* START EXERCISE MATERIAL *
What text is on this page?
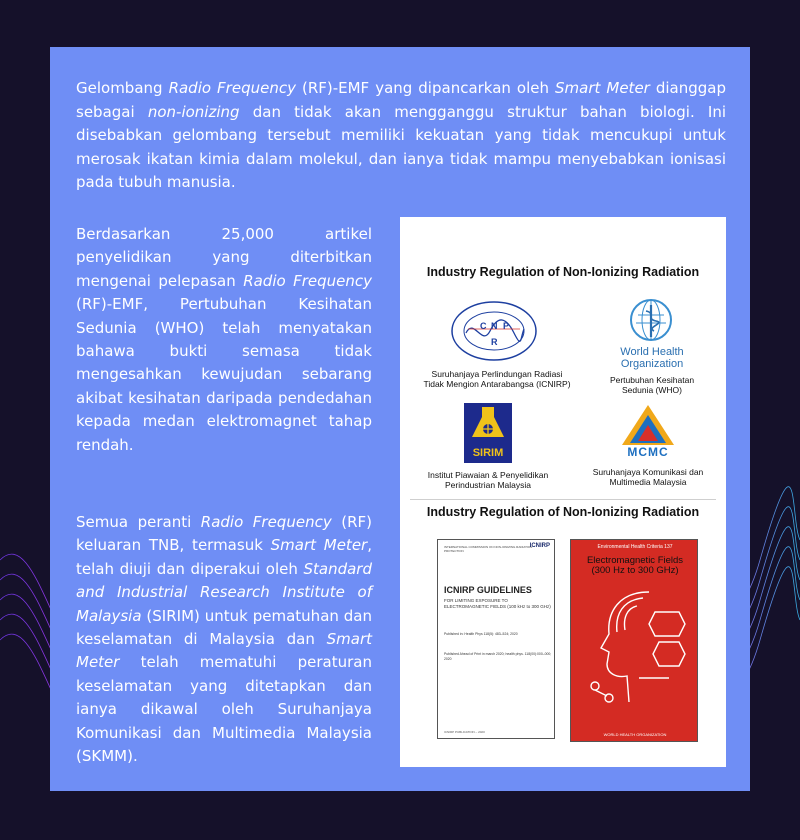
Gelombang Radio Frequency (RF)-EMF yang dipancarkan oleh Smart Meter dianggap sebagai non-ionizing dan tidak akan mengganggu struktur bahan biologi. Ini disebabkan gelombang tersebut memiliki kekuatan yang tidak mencukupi untuk merosak ikatan kimia dalam molekul, dan ianya tidak mampu menyebabkan ionisasi pada tubuh manusia.

Berdasarkan 25,000 artikel penyelidikan yang diterbitkan mengenai pelepasan Radio Frequency (RF)-EMF, Pertubuhan Kesihatan Sedunia (WHO) telah menyatakan bahawa bukti semasa tidak mengesahkan kewujudan sebarang akibat kesihatan daripada pendedahan kepada medan elektromagnet tahap rendah.

Semua peranti Radio Frequency (RF) keluaran TNB, termasuk Smart Meter, telah diuji dan diperakui oleh Standard and Industrial Research Institute of Malaysia (SIRIM) untuk pematuhan dan keselamatan di Malaysia dan Smart Meter telah mematuhi peraturan keselamatan yang ditetapkan dan ianya dikawal oleh Suruhanjaya Komunikasi dan Multimedia Malaysia (SKMM).

Industry Regulation of Non-Ionizing Radiation
C N P
R
Suruhanjaya Perlindungan Radiasi
Tidak Mengion Antarabangsa (ICNIRP)
World Health
Organization
Pertubuhan Kesihatan
Sedunia (WHO)
SIRIM
Institut Piawaian & Penyelidikan
Perindustrian Malaysia
MCMC
Suruhanjaya Komunikasi dan
Multimedia Malaysia
Industry Regulation of Non-Ionizing Radiation
INTERNATIONAL COMMISSION ON NON-IONIZING RADIATION PROTECTION
ICNIRP
ICNIRP GUIDELINES
FOR LIMITING EXPOSURE TO
ELECTROMAGNETIC FIELDS (100 kHz to 300 GHz)
Published in: Health Phys 118(5): 483–524; 2020
Published Ahead of Print in march 2020; health phys. 118(00):000–000; 2020
ICNIRP PUBLICATION – 2020
Environmental Health Criteria 137
Electromagnetic Fields
(300 Hz to 300 GHz)
WORLD HEALTH ORGANIZATION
* END EXERCISE MATERIAL *
(REQUIRED WORK)
Output every entry verbatim. Pictures do not belong in the copy.

(RESPONSE)
What text is on this page?
Gelombang Radio Frequency (RF)-EMF yang dipancarkan oleh Smart Meter dianggap sebagai non-ionizing dan tidak akan mengganggu struktur bahan biologi. Ini disebabkan gelombang tersebut memiliki kekuatan yang tidak mencukupi untuk merosak ikatan kimia dalam molekul, dan ianya tidak mampu menyebabkan ionisasi pada tubuh manusia.

Berdasarkan 25,000 artikel penyelidikan yang diterbitkan mengenai pelepasan Radio Frequency (RF)-EMF, Pertubuhan Kesihatan Sedunia (WHO) telah menyatakan bahawa bukti semasa tidak mengesahkan kewujudan sebarang akibat kesihatan daripada pendedahan kepada medan elektromagnet tahap rendah.

Semua peranti Radio Frequency (RF) keluaran TNB, termasuk Smart Meter, telah diuji dan diperakui oleh Standard and Industrial Research Institute of Malaysia (SIRIM) untuk pematuhan dan keselamatan di Malaysia dan Smart Meter telah mematuhi peraturan keselamatan yang ditetapkan dan ianya dikawal oleh Suruhanjaya Komunikasi dan Multimedia Malaysia (SKMM).

Industry Regulation of Non-Ionizing Radiation
C N P
R
Suruhanjaya Perlindungan Radiasi
Tidak Mengion Antarabangsa (ICNIRP)
World Health
Organization
Pertubuhan Kesihatan
Sedunia (WHO)
SIRIM
Institut Piawaian & Penyelidikan
Perindustrian Malaysia
MCMC
Suruhanjaya Komunikasi dan
Multimedia Malaysia
Industry Regulation of Non-Ionizing Radiation
INTERNATIONAL COMMISSION ON NON-IONIZING RADIATION PROTECTION
ICNIRP
ICNIRP GUIDELINES
FOR LIMITING EXPOSURE TO
ELECTROMAGNETIC FIELDS (100 kHz to 300 GHz)
Published in: Health Phys 118(5): 483–524; 2020
Published Ahead of Print in march 2020; health phys. 118(00):000–000; 2020
ICNIRP PUBLICATION – 2020
Environmental Health Criteria 137
Electromagnetic Fields
(300 Hz to 300 GHz)
WORLD HEALTH ORGANIZATION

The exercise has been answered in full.